Written task:
Select from the records below every line that has the word "name" in it.

** Start of Input for this task **

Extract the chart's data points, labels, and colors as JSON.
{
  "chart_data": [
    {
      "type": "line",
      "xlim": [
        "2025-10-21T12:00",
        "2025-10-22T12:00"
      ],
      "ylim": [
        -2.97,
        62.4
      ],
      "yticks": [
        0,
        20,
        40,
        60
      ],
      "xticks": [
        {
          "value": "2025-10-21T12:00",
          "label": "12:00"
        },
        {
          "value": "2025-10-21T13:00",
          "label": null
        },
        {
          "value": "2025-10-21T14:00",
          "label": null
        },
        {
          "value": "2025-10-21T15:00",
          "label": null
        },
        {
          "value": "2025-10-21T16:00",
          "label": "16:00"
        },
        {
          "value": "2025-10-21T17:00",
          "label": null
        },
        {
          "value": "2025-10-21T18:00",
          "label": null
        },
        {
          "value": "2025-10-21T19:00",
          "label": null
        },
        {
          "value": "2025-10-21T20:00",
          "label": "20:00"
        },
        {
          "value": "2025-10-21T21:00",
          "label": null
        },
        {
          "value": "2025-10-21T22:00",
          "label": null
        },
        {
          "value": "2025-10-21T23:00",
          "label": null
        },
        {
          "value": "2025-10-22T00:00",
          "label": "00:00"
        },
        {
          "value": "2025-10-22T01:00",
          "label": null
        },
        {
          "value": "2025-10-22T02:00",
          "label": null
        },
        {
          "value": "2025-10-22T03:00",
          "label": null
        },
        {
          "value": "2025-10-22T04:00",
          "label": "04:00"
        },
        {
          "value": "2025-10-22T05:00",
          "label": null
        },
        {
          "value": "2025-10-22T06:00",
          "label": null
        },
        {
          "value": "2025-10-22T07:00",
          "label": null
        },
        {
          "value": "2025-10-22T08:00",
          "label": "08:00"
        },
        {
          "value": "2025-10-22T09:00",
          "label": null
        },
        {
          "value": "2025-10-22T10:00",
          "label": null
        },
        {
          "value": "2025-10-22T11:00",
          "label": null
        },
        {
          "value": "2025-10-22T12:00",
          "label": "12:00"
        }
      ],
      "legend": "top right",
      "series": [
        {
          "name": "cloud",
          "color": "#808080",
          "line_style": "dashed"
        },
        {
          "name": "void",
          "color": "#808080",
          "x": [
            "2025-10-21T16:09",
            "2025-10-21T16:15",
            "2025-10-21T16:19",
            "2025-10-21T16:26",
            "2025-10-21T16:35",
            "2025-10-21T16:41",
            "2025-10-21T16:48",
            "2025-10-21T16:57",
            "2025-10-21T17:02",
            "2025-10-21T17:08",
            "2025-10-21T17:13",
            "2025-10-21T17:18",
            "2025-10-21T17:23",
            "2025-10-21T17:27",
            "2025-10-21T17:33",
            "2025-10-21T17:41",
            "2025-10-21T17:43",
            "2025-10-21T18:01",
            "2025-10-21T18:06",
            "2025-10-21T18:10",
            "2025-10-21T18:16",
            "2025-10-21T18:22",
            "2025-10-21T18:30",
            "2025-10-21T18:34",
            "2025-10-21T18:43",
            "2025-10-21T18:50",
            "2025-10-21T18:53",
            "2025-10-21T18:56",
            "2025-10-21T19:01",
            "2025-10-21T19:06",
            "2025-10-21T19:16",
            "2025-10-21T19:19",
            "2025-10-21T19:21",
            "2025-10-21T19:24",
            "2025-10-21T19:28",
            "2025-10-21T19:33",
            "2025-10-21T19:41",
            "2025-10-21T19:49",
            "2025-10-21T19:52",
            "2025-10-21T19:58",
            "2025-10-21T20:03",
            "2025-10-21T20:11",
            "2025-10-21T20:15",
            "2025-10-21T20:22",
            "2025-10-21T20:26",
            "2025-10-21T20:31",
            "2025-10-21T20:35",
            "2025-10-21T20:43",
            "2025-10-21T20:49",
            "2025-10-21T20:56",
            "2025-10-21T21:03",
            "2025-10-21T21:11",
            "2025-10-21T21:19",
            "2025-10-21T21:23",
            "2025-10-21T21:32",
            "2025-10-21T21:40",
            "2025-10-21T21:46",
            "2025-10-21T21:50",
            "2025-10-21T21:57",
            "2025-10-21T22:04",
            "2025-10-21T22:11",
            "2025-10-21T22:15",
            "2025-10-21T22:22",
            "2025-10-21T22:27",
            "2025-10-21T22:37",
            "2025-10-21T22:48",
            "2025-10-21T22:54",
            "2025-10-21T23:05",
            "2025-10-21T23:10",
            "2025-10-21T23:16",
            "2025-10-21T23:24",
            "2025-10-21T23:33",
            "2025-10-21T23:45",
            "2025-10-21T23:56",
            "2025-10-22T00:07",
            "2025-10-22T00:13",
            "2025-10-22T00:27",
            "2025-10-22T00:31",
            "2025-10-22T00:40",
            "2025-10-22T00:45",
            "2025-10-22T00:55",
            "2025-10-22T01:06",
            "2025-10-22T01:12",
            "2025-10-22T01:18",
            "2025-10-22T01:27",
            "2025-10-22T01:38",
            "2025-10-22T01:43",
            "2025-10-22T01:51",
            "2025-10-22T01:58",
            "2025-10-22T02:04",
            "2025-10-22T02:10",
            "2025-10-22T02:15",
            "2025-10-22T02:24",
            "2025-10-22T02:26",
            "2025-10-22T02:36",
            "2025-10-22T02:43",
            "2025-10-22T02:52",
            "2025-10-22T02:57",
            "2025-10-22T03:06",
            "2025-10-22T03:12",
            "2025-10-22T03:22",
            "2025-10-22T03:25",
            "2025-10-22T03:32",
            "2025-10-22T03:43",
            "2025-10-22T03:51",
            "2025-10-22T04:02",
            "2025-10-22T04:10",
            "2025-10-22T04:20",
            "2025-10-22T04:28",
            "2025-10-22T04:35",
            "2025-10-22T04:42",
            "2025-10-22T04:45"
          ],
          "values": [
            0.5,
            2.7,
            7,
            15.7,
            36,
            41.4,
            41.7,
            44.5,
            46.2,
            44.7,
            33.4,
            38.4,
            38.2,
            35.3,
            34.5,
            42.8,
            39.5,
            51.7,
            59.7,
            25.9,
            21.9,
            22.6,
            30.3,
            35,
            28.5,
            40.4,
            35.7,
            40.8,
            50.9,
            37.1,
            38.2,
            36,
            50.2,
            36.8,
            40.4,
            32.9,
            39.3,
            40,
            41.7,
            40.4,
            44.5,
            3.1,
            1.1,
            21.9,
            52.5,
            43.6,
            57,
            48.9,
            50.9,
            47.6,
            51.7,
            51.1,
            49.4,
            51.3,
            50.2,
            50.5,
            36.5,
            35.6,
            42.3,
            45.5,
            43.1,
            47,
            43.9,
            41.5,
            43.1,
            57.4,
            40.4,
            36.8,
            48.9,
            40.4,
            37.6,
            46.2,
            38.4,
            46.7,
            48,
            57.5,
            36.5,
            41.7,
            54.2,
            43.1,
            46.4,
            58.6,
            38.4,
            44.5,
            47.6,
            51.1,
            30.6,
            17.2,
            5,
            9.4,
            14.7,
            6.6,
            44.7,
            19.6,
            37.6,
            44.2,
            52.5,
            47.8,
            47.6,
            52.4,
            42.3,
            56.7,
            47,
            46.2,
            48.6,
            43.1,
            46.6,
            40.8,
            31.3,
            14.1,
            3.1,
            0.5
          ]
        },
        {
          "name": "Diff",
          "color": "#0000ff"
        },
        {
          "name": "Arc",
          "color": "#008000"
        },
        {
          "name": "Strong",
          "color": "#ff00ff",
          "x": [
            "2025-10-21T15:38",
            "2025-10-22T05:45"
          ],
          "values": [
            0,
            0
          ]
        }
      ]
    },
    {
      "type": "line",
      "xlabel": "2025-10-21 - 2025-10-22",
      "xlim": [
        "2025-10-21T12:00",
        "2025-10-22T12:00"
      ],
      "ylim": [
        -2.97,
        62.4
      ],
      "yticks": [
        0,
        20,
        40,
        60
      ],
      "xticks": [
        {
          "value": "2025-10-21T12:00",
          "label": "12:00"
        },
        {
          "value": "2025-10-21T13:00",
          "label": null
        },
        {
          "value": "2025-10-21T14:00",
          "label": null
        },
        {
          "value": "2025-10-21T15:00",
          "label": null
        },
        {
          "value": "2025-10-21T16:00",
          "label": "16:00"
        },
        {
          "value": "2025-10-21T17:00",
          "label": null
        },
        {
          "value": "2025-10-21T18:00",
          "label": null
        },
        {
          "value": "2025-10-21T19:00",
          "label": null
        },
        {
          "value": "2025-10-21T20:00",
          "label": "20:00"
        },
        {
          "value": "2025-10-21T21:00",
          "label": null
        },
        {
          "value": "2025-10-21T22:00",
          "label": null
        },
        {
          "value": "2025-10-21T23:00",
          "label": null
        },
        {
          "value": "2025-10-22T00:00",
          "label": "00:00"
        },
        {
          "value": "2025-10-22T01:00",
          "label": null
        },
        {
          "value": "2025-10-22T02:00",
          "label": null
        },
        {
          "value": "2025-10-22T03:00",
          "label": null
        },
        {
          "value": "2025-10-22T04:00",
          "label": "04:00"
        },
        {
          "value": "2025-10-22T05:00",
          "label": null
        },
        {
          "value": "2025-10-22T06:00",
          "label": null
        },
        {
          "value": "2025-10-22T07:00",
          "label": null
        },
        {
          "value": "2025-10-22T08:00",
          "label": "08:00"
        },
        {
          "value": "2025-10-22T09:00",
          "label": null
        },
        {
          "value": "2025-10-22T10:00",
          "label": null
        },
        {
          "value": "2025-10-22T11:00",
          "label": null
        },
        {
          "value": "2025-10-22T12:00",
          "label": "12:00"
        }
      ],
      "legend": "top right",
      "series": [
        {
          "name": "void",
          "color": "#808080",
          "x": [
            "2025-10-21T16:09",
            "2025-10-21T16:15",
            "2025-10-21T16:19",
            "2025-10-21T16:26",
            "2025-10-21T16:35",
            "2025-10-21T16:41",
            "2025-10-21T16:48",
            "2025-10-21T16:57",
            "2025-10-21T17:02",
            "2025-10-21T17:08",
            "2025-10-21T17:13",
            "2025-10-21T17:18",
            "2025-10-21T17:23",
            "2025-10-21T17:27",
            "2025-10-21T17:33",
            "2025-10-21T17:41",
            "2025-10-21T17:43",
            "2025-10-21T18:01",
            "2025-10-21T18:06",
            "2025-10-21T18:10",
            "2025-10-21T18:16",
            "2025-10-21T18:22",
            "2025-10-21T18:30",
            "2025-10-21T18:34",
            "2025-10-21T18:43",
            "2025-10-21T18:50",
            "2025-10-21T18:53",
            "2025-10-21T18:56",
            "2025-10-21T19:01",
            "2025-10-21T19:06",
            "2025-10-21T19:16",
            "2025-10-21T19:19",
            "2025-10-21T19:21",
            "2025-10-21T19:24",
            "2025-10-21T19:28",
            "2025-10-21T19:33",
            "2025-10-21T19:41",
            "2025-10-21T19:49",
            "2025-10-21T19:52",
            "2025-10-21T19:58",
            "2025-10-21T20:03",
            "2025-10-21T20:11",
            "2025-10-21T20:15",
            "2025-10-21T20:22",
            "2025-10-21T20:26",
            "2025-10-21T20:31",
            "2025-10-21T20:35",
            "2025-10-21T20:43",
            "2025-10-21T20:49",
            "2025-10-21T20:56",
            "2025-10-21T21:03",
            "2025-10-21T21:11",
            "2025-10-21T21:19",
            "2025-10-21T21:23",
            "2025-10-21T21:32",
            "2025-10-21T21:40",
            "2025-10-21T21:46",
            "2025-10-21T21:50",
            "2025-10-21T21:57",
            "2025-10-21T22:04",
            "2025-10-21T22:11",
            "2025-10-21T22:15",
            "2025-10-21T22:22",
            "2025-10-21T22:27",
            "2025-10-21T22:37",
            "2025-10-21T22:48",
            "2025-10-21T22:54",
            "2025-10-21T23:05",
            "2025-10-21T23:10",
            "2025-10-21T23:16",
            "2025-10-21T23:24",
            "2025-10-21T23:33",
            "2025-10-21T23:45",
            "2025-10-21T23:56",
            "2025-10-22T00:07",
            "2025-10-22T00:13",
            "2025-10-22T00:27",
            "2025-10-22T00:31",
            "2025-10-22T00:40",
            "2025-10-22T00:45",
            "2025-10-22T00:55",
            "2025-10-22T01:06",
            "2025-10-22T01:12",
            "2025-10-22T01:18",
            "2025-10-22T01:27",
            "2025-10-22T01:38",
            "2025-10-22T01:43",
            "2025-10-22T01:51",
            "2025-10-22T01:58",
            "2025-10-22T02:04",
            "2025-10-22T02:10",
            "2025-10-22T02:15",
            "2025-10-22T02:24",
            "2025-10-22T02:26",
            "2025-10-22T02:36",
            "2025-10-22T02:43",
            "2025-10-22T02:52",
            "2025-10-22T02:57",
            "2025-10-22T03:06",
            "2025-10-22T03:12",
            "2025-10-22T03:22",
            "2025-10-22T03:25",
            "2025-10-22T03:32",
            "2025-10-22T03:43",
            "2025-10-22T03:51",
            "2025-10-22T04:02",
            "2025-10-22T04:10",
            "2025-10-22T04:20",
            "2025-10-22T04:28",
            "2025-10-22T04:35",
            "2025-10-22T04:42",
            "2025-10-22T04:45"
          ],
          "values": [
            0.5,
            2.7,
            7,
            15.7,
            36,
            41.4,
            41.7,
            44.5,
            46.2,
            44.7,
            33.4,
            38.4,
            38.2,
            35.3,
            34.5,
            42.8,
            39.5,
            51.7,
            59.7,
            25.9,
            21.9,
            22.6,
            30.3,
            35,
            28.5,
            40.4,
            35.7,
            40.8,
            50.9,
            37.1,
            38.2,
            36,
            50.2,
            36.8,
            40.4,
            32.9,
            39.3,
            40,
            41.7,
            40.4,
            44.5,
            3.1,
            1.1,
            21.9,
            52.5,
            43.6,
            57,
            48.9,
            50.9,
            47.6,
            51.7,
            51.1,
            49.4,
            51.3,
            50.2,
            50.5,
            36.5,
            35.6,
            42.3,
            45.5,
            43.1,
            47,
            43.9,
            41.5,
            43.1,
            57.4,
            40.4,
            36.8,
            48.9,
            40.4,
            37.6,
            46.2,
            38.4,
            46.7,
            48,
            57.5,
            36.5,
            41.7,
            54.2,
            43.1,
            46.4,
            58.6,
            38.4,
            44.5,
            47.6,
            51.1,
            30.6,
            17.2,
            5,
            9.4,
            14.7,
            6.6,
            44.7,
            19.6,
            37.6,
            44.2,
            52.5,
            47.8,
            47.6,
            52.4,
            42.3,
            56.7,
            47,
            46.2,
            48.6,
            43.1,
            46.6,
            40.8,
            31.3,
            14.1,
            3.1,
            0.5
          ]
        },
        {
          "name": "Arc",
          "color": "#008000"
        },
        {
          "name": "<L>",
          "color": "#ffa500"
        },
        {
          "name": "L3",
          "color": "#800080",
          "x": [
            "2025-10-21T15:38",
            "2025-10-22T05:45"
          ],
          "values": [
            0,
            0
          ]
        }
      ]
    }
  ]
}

** End of Input for this task **

Solution to the problem:
          "name": "cloud",
          "name": "void",
          "name": "Diff",
          "name": "Arc",
          "name": "Strong",
          "name": "void",
          "name": "Arc",
          "name": "<L>",
          "name": "L3",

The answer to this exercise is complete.